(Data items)
···

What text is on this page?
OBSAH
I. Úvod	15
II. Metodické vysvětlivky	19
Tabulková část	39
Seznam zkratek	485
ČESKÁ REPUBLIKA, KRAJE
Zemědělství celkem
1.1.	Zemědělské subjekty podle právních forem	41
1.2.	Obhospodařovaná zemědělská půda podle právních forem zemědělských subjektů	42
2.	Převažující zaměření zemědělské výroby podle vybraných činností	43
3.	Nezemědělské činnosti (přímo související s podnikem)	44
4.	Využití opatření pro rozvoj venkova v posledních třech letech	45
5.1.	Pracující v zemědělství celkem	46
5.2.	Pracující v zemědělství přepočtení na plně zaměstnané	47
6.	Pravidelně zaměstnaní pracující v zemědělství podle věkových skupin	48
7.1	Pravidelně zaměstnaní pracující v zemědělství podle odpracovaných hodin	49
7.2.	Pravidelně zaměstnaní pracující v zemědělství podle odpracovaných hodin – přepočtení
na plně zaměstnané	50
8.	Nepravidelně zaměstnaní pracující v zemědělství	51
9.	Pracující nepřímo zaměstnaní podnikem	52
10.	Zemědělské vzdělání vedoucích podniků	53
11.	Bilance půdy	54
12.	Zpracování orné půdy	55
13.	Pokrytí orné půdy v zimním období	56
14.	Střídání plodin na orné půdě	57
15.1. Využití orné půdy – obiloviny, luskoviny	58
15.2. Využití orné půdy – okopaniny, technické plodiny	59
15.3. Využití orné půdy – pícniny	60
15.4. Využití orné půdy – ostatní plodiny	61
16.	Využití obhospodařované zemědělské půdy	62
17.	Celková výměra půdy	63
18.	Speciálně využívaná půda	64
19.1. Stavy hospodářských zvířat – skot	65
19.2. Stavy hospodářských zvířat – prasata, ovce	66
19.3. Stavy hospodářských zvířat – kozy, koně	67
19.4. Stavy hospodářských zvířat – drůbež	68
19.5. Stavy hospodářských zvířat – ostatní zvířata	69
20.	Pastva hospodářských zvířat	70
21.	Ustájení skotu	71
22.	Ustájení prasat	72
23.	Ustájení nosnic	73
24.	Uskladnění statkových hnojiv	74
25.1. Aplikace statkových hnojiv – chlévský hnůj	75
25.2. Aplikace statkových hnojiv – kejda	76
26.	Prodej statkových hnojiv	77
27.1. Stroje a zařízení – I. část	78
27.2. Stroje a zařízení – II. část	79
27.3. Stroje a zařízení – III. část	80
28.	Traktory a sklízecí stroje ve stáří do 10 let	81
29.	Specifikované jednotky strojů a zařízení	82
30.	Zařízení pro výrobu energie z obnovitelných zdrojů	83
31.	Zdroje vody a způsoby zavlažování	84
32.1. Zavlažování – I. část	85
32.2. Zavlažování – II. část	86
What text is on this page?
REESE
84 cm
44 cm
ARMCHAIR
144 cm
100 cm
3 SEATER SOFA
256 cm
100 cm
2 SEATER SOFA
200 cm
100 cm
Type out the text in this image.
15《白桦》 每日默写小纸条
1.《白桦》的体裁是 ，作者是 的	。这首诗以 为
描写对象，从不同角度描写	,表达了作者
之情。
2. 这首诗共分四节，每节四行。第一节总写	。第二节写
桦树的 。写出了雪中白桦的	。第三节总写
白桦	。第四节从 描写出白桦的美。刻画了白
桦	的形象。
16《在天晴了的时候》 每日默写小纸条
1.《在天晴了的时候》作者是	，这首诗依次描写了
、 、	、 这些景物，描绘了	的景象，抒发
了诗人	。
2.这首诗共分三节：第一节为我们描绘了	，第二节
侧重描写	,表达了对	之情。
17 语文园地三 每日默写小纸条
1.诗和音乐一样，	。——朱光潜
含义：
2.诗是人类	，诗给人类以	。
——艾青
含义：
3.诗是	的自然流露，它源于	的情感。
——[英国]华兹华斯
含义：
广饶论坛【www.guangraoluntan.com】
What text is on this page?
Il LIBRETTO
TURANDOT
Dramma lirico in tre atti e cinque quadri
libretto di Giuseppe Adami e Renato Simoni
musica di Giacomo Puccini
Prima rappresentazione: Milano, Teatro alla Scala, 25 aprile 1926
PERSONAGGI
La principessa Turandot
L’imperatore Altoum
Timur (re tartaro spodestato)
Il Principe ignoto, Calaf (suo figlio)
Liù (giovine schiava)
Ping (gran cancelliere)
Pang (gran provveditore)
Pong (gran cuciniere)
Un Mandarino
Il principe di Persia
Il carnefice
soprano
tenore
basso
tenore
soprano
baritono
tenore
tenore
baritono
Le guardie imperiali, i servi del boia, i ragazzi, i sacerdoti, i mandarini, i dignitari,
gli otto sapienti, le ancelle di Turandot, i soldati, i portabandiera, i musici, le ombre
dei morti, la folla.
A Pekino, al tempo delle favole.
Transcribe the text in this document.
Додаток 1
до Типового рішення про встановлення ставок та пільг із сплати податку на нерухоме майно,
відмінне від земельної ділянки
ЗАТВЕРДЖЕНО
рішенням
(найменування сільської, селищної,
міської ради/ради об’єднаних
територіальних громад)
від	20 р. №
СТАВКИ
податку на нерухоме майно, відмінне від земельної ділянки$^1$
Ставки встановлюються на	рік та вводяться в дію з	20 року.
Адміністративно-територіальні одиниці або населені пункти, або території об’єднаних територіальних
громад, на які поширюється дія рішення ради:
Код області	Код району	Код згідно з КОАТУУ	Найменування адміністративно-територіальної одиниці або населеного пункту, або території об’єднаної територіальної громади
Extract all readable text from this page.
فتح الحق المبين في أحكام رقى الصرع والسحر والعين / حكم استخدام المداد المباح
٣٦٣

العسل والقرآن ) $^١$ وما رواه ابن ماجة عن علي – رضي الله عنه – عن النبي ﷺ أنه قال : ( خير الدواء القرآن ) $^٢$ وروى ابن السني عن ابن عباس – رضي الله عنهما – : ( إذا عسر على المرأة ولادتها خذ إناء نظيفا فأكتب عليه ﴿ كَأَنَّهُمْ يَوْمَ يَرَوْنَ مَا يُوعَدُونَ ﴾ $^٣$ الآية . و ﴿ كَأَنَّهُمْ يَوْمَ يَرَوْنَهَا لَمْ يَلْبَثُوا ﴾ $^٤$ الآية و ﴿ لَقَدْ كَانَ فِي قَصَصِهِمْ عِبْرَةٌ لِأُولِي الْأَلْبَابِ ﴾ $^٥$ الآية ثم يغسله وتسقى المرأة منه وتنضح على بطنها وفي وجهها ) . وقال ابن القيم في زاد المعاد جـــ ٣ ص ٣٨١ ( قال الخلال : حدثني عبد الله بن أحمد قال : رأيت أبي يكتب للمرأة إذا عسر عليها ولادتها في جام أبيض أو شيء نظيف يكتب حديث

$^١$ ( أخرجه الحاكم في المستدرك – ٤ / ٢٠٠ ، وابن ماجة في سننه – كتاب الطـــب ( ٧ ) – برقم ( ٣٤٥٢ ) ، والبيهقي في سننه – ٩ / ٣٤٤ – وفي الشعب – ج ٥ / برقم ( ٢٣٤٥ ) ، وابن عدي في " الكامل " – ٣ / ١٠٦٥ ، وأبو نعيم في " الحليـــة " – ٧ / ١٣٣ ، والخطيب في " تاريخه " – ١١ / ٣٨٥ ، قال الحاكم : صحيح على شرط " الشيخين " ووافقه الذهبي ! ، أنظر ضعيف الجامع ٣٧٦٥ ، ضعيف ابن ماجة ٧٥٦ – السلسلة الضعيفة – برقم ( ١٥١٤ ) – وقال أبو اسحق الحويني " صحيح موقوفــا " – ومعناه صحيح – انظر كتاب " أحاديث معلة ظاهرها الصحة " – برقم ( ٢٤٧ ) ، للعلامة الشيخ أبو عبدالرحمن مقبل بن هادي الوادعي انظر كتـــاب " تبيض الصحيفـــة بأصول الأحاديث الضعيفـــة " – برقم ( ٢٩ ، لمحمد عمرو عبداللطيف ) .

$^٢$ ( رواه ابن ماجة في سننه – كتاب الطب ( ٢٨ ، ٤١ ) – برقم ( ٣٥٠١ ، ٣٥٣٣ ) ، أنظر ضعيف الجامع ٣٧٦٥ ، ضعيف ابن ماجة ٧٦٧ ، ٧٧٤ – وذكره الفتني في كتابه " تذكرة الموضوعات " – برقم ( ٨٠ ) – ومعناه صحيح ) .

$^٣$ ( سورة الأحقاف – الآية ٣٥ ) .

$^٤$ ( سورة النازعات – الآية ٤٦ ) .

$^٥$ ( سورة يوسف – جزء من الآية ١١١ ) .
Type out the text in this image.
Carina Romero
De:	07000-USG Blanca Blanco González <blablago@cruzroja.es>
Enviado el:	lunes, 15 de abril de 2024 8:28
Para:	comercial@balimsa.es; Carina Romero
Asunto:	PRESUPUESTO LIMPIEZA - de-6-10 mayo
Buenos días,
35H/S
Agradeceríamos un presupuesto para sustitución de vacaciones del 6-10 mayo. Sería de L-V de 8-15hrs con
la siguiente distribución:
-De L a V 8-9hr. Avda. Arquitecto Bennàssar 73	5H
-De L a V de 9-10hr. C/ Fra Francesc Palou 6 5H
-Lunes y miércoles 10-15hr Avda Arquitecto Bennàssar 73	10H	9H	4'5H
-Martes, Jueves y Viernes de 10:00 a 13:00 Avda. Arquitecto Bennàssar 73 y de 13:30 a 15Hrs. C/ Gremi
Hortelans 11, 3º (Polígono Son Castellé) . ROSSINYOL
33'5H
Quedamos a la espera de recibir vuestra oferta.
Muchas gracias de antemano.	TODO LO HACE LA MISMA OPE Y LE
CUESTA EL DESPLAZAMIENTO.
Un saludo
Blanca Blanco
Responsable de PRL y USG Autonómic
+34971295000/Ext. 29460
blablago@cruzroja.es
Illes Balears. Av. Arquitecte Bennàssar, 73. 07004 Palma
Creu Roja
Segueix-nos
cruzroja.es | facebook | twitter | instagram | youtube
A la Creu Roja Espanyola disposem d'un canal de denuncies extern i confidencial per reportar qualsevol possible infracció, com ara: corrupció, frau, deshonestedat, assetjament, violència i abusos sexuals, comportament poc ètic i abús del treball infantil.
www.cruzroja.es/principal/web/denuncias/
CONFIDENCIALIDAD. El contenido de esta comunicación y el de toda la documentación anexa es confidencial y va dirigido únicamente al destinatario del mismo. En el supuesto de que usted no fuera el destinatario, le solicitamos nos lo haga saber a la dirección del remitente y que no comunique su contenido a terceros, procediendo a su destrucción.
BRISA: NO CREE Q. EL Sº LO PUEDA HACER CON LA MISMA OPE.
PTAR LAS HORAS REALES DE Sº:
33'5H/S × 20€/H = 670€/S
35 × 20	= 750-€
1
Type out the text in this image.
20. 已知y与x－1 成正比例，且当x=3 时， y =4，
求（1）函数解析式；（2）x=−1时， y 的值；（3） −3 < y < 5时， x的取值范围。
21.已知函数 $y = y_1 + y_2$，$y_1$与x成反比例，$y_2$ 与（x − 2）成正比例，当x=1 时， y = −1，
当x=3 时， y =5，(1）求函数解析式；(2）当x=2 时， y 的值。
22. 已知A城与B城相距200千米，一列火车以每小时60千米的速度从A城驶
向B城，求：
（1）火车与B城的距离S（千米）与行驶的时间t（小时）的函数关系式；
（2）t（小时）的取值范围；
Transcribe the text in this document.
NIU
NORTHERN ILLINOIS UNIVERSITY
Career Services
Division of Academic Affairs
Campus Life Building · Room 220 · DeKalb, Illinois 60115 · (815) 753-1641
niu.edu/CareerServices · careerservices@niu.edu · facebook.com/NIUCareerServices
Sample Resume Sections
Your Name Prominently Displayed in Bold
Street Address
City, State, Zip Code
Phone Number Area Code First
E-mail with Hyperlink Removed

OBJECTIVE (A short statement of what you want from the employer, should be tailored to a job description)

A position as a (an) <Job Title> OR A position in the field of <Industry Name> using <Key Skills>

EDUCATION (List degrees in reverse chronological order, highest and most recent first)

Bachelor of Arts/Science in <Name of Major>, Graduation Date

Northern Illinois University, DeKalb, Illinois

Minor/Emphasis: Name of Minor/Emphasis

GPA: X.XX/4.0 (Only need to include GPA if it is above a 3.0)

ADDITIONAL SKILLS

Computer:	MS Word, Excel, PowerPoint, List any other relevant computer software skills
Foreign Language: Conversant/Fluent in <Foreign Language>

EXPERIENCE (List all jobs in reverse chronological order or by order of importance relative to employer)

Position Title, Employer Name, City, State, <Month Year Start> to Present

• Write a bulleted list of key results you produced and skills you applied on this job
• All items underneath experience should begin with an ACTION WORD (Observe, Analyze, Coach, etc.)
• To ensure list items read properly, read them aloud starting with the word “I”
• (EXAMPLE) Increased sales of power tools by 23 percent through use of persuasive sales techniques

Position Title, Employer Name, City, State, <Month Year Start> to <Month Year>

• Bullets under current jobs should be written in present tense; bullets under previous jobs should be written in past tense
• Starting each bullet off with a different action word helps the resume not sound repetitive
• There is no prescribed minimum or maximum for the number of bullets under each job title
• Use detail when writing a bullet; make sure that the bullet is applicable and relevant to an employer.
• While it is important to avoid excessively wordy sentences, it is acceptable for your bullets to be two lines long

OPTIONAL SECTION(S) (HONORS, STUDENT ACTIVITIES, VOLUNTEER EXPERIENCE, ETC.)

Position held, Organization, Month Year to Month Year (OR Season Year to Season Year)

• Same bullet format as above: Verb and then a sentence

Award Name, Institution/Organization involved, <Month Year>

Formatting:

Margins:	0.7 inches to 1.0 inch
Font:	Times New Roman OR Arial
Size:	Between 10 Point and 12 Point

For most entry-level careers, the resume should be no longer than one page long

···

-- Set task --
Gather all the lines that include the word "each" and copy them out.

-- Problem solution --
• Starting each bullet off with a different action word helps the resume not sound repetitive
• There is no prescribed minimum or maximum for the number of bullets under each job title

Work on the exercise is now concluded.